### The request
Search the data below for the word "ategol" and copy each line that holds it.

### Exercise materials
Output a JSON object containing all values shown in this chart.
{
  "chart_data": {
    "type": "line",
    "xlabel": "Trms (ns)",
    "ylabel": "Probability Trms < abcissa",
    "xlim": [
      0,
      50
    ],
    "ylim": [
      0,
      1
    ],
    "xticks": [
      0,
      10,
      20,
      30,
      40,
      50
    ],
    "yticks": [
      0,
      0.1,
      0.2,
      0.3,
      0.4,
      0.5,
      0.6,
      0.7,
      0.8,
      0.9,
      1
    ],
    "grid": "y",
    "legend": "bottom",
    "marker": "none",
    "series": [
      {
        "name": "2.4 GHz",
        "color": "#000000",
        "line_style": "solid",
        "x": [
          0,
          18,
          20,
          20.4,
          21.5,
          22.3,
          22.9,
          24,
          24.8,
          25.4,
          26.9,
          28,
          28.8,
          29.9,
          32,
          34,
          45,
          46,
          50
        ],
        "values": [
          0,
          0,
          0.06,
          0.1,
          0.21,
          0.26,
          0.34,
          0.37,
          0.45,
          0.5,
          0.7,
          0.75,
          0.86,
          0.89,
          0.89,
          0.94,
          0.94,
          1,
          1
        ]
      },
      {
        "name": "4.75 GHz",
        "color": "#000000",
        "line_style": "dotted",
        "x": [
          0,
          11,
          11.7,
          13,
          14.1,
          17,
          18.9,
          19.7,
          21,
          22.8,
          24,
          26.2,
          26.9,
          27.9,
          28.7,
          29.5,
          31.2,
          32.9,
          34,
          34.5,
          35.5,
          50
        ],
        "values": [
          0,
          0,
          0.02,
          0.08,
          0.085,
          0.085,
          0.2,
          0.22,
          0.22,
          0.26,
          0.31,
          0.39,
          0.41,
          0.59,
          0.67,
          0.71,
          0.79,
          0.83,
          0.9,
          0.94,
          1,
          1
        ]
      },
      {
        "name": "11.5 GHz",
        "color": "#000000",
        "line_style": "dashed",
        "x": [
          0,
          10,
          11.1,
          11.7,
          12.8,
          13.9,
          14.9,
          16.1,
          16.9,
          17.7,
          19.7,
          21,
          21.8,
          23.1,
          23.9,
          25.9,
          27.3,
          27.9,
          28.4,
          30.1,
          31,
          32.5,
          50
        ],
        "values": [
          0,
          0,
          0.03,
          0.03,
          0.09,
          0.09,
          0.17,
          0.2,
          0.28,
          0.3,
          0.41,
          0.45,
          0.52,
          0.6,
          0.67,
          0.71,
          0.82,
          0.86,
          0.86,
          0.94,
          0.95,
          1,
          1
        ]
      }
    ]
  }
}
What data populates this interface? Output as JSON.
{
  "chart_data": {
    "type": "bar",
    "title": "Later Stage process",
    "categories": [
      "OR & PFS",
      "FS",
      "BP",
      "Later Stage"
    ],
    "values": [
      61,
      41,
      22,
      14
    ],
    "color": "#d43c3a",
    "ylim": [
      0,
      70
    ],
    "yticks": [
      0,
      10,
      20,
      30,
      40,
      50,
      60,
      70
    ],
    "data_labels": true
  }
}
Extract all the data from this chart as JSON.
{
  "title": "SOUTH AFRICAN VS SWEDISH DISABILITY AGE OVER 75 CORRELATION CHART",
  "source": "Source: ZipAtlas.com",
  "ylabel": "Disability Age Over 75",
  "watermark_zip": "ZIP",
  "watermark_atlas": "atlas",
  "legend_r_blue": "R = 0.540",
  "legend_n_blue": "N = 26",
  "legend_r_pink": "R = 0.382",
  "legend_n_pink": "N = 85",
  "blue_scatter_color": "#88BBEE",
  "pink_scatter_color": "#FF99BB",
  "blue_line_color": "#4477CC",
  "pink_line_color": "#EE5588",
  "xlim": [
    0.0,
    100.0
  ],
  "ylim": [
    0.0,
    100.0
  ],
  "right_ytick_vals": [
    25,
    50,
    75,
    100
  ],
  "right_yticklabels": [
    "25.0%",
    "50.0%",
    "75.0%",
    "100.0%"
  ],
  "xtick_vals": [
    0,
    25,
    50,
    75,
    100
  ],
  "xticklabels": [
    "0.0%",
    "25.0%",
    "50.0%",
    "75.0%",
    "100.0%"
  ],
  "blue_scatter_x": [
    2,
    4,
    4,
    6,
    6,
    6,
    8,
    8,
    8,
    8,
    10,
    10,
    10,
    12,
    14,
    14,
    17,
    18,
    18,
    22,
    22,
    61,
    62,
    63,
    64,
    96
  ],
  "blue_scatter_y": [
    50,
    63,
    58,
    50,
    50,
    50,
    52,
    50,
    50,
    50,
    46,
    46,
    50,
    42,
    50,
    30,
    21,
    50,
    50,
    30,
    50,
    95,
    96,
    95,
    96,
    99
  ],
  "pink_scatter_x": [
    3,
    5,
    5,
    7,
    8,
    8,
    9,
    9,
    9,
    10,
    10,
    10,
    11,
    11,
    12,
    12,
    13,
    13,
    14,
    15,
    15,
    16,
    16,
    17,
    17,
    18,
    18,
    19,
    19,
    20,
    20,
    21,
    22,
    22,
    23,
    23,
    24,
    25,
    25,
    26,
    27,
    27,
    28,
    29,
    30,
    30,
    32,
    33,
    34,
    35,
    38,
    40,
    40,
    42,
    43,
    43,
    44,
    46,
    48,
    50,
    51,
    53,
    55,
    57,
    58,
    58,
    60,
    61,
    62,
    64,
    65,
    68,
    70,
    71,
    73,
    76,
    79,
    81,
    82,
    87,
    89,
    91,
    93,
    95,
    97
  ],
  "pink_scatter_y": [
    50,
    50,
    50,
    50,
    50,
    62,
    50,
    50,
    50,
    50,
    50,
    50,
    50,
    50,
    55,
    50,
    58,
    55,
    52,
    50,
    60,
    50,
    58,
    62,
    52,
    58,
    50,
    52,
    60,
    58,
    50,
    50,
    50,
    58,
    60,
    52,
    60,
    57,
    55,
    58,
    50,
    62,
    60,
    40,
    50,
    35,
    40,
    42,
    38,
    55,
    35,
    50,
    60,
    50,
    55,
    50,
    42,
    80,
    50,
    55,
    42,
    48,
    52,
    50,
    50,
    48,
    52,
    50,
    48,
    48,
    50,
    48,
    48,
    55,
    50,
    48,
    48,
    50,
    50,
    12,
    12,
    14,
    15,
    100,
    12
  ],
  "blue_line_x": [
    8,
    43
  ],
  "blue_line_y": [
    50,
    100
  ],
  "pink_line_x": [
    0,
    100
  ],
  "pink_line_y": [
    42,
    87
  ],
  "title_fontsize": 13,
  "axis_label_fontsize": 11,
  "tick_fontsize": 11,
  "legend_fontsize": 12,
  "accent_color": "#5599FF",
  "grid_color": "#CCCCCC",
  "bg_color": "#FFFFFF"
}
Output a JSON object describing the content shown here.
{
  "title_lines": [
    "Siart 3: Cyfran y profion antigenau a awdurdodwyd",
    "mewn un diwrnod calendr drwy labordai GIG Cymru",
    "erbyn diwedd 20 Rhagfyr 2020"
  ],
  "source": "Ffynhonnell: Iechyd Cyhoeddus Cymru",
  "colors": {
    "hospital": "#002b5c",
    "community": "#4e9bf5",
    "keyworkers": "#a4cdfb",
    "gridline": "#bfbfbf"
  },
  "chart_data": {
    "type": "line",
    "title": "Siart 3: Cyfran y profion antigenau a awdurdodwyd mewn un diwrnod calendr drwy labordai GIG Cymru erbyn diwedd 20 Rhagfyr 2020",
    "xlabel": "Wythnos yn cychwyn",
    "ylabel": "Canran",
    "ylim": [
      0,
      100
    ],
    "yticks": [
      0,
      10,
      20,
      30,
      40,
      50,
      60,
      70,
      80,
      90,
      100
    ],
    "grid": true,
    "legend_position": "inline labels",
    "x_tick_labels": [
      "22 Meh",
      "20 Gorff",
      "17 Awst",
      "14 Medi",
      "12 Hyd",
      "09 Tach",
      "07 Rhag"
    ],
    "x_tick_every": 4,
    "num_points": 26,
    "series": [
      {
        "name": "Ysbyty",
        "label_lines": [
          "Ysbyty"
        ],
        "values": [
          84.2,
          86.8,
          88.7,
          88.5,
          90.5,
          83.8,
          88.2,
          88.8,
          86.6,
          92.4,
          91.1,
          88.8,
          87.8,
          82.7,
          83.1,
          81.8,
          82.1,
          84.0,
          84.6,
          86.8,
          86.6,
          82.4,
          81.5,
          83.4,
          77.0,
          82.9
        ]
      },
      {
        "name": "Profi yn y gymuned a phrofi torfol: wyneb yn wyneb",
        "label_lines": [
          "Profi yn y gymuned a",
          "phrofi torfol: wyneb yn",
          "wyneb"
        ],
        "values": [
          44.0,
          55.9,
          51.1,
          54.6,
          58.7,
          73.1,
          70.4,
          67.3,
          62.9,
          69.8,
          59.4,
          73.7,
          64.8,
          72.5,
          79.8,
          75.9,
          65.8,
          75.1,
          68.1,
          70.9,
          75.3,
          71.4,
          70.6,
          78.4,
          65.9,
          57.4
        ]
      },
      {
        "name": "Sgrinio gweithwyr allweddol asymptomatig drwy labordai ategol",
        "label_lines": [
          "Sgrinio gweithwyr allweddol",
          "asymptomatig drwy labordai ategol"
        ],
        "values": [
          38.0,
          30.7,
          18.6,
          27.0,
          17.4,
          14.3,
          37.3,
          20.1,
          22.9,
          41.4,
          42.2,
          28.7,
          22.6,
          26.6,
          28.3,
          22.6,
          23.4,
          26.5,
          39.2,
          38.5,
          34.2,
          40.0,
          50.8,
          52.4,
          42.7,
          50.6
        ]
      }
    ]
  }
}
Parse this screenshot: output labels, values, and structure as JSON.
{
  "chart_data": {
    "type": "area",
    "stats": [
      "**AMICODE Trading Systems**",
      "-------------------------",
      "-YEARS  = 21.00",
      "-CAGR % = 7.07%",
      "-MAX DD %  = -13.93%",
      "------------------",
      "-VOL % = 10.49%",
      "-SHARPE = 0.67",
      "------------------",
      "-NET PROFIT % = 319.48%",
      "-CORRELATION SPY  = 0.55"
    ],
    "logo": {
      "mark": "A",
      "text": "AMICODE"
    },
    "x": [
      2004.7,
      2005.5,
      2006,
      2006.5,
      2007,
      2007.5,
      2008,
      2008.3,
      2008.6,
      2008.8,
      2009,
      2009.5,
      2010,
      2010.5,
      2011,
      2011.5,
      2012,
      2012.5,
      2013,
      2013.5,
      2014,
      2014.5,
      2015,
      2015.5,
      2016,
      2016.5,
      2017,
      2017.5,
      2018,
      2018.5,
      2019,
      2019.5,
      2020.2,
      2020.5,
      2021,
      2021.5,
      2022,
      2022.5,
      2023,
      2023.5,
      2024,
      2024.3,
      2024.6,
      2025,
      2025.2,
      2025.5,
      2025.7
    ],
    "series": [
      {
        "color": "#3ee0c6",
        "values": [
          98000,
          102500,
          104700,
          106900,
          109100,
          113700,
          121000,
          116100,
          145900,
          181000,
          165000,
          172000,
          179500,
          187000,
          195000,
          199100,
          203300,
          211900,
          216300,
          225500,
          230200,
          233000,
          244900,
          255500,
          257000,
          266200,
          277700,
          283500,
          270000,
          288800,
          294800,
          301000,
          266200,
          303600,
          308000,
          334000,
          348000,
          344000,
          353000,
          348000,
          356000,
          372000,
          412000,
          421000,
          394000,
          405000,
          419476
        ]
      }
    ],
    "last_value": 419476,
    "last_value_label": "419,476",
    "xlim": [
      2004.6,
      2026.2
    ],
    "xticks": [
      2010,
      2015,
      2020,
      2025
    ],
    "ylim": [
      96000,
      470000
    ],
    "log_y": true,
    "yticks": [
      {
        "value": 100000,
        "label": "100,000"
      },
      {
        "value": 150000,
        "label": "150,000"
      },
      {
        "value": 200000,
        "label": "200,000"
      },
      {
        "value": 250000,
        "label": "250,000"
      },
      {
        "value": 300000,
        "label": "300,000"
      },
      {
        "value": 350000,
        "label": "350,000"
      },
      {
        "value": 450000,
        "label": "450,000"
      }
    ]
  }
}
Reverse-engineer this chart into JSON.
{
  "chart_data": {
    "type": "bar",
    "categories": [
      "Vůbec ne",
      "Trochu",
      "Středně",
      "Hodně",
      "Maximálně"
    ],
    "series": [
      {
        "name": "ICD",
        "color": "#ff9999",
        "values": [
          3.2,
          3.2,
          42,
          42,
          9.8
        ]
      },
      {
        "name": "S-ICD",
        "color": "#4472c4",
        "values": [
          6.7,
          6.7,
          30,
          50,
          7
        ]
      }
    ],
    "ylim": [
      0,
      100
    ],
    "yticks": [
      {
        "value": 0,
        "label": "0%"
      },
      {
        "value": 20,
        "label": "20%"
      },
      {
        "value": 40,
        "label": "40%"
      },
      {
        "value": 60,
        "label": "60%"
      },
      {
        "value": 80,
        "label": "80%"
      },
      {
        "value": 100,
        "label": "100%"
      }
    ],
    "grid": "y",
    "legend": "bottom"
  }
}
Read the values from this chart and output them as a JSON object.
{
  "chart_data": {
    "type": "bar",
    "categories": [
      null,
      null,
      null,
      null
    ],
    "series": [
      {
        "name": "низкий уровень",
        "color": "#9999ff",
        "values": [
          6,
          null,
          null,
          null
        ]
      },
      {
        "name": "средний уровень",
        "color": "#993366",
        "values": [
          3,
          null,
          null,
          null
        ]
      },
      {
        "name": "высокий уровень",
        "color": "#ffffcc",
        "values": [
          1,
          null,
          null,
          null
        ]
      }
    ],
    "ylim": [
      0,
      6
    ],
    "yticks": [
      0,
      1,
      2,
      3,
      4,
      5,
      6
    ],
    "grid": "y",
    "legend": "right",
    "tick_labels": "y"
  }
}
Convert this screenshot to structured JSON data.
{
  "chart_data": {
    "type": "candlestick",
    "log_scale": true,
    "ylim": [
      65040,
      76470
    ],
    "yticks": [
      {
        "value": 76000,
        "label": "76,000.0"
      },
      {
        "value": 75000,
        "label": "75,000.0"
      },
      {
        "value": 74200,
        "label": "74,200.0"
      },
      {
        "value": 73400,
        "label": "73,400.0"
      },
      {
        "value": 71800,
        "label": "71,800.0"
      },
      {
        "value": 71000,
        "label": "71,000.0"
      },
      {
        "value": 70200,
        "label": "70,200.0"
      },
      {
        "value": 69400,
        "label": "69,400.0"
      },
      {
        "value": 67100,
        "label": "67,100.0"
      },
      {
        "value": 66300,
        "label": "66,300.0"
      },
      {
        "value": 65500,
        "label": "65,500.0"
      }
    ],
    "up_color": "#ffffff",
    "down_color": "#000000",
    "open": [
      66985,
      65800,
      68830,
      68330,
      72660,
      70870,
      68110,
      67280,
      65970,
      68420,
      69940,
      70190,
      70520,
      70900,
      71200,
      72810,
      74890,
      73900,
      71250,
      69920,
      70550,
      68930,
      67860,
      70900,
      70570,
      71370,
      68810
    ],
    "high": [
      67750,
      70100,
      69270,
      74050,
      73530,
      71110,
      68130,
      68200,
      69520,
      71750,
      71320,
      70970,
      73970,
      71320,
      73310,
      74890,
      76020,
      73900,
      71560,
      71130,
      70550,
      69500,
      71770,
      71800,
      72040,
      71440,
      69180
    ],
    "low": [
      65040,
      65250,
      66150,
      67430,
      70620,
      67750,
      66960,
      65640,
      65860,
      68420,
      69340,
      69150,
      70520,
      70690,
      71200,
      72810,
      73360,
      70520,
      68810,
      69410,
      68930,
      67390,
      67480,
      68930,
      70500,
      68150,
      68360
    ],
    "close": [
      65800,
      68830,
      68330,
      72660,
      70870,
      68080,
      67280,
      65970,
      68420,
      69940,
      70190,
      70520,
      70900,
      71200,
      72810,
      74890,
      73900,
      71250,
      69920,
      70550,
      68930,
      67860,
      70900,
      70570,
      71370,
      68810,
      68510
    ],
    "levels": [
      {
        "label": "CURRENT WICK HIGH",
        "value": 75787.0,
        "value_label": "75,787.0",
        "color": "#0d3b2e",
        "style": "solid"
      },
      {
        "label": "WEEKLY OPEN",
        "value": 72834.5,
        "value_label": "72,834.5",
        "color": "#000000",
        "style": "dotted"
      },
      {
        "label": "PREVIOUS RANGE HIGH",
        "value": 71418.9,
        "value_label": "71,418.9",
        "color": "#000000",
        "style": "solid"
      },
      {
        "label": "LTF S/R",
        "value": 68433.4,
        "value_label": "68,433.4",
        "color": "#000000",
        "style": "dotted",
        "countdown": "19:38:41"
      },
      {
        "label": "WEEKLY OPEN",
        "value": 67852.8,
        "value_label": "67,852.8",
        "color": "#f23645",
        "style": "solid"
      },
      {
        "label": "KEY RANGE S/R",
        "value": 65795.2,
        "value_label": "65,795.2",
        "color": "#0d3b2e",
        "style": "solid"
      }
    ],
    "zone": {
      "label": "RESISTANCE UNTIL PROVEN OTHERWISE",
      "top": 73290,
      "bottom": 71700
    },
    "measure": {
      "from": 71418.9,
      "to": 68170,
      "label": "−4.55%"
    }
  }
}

### Correct output
        "name": "Sgrinio gweithwyr allweddol asymptomatig drwy labordai ategol",
          "asymptomatig drwy labordai ategol"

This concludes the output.